- [Written task]:
Write out again, word for word, the item lines below, starting at the line that has "I need the location" and stopping after the line that has "211, 487, 228]". Leave the pictures out of your answer.
** START Record list **
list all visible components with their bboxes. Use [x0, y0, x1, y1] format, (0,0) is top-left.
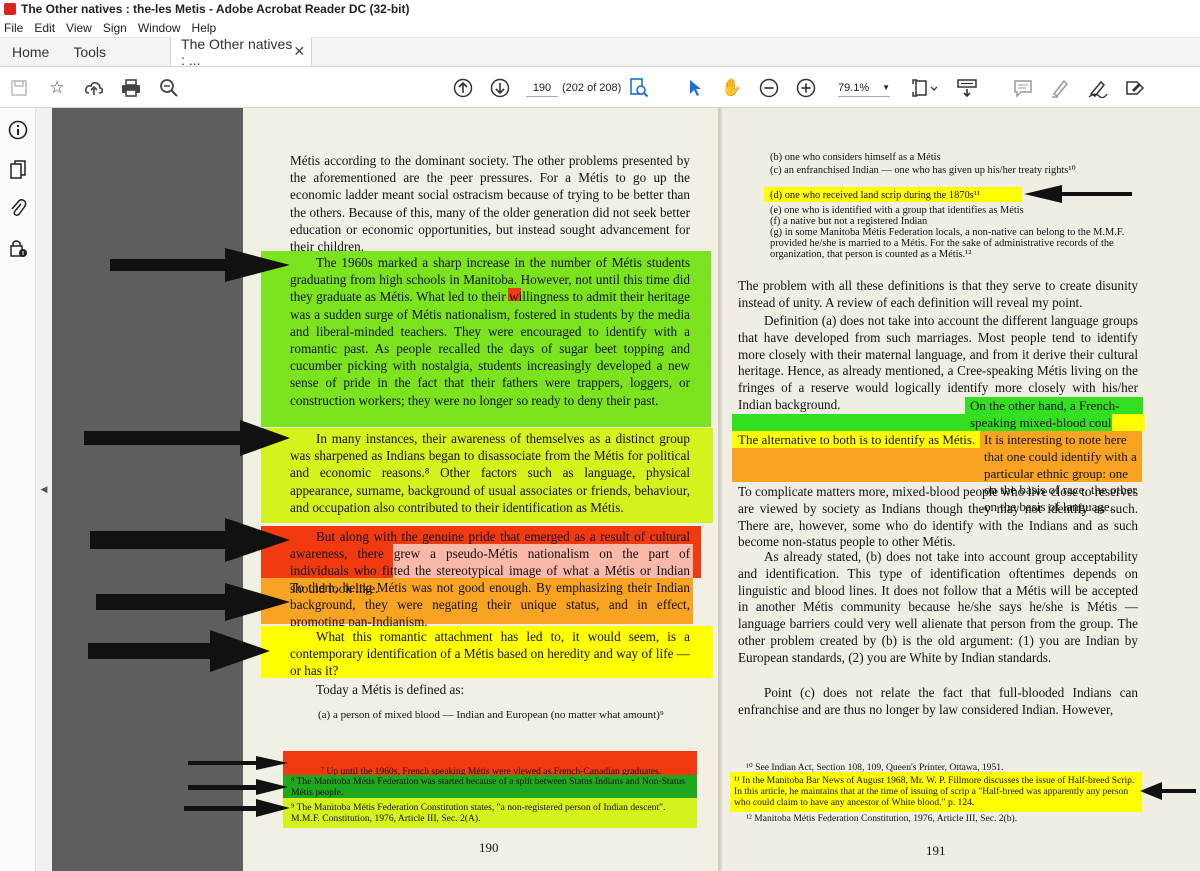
** END Record list **
** START Record list **
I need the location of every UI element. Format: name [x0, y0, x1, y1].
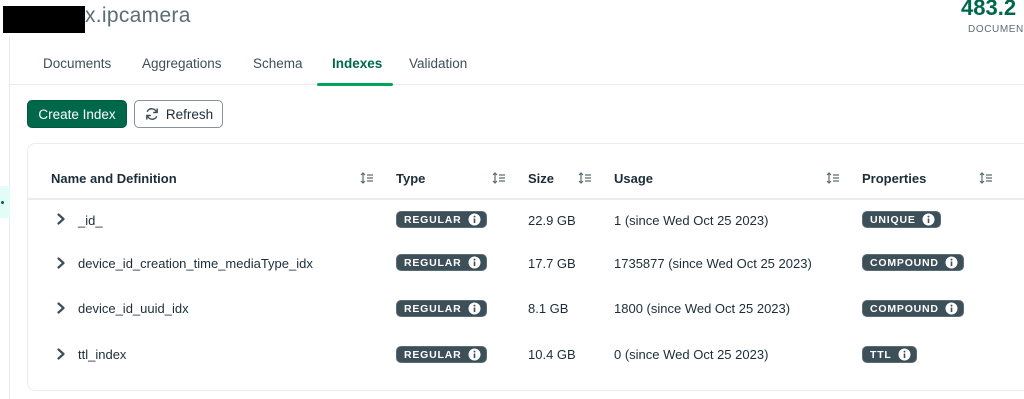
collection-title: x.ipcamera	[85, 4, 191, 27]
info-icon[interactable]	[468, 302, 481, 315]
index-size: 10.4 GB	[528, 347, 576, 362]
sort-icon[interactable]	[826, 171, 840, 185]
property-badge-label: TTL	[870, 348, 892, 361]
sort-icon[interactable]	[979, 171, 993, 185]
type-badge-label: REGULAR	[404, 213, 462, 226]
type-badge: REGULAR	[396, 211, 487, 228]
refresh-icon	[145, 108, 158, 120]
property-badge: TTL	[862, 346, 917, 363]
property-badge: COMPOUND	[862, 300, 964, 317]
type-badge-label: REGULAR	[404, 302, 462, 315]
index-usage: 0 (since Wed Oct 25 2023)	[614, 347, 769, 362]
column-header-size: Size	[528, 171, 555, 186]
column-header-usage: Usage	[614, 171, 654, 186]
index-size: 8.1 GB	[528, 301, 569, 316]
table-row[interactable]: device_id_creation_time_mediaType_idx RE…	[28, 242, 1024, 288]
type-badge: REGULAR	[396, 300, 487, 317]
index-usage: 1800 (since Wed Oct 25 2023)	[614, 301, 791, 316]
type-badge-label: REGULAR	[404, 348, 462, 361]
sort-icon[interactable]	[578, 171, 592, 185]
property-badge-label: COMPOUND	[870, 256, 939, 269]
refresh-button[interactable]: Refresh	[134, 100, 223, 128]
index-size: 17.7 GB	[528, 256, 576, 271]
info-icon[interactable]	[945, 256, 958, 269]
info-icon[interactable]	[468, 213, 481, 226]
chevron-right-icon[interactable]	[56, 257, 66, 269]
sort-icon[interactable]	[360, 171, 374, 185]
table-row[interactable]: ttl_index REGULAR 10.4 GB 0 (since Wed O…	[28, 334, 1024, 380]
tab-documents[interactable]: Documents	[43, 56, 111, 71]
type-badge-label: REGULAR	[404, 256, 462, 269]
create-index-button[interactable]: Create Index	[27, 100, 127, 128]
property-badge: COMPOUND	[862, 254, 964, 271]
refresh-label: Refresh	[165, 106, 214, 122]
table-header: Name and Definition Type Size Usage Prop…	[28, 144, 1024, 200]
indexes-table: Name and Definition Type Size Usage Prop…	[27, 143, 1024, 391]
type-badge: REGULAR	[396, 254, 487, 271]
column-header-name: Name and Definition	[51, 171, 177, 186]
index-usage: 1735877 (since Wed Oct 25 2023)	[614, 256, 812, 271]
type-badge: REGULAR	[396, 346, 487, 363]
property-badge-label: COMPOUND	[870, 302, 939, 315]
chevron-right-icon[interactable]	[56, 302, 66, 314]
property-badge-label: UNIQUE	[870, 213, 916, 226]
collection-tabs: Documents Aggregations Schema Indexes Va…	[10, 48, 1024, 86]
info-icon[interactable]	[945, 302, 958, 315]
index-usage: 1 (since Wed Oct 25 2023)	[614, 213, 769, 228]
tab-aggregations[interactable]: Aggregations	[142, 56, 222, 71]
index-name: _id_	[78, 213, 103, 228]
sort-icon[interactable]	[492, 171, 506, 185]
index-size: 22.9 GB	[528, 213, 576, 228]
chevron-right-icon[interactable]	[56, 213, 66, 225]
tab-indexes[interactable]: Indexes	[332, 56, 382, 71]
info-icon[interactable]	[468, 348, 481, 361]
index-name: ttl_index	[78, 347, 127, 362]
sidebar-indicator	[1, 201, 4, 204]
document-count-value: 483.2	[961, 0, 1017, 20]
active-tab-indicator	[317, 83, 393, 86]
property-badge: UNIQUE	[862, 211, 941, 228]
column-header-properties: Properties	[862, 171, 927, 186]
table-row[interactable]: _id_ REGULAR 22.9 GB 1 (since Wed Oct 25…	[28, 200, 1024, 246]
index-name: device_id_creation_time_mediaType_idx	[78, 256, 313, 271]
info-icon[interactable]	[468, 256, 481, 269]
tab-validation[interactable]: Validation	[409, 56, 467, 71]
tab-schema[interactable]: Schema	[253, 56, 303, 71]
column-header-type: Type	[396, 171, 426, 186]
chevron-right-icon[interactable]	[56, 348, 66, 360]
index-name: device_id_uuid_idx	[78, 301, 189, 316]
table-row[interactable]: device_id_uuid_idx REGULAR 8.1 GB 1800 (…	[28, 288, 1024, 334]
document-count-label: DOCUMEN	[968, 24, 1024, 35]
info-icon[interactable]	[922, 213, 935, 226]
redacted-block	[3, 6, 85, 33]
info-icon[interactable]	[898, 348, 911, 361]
** END Record list **
- [Solved problem]:
I need the location of every UI element. Format: name [x0, y0, x1, y1].
collection-title: x.ipcamera	[85, 4, 191, 27]
info-icon[interactable]	[468, 302, 481, 315]
index-size: 10.4 GB	[528, 347, 576, 362]
sort-icon[interactable]	[826, 171, 840, 185]
property-badge-label: TTL	[870, 348, 892, 361]
sort-icon[interactable]	[979, 171, 993, 185]
type-badge-label: REGULAR	[404, 213, 462, 226]
type-badge: REGULAR	[396, 211, 487, 228]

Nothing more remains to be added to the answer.